Exercise objective
Every entry needs to be reproduced exactly.

[BEGIN Data for the task]

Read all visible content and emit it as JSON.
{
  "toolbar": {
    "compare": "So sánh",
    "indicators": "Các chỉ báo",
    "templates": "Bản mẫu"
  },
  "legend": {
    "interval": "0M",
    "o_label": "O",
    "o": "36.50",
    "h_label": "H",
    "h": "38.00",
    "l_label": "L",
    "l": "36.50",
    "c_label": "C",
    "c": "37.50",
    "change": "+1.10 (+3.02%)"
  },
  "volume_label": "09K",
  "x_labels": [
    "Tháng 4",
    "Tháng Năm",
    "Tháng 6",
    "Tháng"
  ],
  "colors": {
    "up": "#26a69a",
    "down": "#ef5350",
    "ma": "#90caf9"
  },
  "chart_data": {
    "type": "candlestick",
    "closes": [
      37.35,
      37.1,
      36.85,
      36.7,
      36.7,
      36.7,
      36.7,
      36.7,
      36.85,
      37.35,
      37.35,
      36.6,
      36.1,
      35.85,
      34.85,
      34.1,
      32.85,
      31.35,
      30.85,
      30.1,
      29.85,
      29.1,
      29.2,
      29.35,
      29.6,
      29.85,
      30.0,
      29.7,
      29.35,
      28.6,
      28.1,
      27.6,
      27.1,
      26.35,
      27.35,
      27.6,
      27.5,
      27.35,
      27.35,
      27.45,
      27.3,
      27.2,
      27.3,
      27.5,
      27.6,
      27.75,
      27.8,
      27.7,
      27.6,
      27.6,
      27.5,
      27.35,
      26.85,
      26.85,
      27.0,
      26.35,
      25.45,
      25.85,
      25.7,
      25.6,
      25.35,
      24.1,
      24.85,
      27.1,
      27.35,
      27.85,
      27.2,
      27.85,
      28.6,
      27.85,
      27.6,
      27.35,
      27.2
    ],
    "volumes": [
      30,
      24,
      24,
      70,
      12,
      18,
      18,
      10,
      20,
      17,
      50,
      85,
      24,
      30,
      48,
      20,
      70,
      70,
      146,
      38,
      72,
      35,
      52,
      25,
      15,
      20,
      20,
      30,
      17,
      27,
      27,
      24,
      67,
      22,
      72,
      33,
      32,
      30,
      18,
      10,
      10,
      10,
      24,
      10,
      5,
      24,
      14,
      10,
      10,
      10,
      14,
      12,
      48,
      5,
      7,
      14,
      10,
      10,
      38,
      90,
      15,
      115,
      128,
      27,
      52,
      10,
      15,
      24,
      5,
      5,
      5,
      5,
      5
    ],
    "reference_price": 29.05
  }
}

[END Data for the task]

Output of the task
Read all visible content and emit it as JSON.
{
  "toolbar": {
    "compare": "So sánh",
    "indicators": "Các chỉ báo",
    "templates": "Bản mẫu"
  },
  "legend": {
    "interval": "0M",
    "o_label": "O",
    "o": "36.50",
    "h_label": "H",
    "h": "38.00",
    "l_label": "L",
    "l": "36.50",
    "c_label": "C",
    "c": "37.50",
    "change": "+1.10 (+3.02%)"
  },
  "volume_label": "09K",
  "x_labels": [
    "Tháng 4",
    "Tháng Năm",
    "Tháng 6",
    "Tháng"
  ],
  "colors": {
    "up": "#26a69a",
    "down": "#ef5350",
    "ma": "#90caf9"
  },
  "chart_data": {
    "type": "candlestick",
    "closes": [
      37.35,
      37.1,
      36.85,
      36.7,
      36.7,
      36.7,
      36.7,
      36.7,
      36.85,
      37.35,
      37.35,
      36.6,
      36.1,
      35.85,
      34.85,
      34.1,
      32.85,
      31.35,
      30.85,
      30.1,
      29.85,
      29.1,
      29.2,
      29.35,
      29.6,
      29.85,
      30.0,
      29.7,
      29.35,
      28.6,
      28.1,
      27.6,
      27.1,
      26.35,
      27.35,
      27.6,
      27.5,
      27.35,
      27.35,
      27.45,
      27.3,
      27.2,
      27.3,
      27.5,
      27.6,
      27.75,
      27.8,
      27.7,
      27.6,
      27.6,
      27.5,
      27.35,
      26.85,
      26.85,
      27.0,
      26.35,
      25.45,
      25.85,
      25.7,
      25.6,
      25.35,
      24.1,
      24.85,
      27.1,
      27.35,
      27.85,
      27.2,
      27.85,
      28.6,
      27.85,
      27.6,
      27.35,
      27.2
    ],
    "volumes": [
      30,
      24,
      24,
      70,
      12,
      18,
      18,
      10,
      20,
      17,
      50,
      85,
      24,
      30,
      48,
      20,
      70,
      70,
      146,
      38,
      72,
      35,
      52,
      25,
      15,
      20,
      20,
      30,
      17,
      27,
      27,
      24,
      67,
      22,
      72,
      33,
      32,
      30,
      18,
      10,
      10,
      10,
      24,
      10,
      5,
      24,
      14,
      10,
      10,
      10,
      14,
      12,
      48,
      5,
      7,
      14,
      10,
      10,
      38,
      90,
      15,
      115,
      128,
      27,
      52,
      10,
      15,
      24,
      5,
      5,
      5,
      5,
      5
    ],
    "reference_price": 29.05
  }
}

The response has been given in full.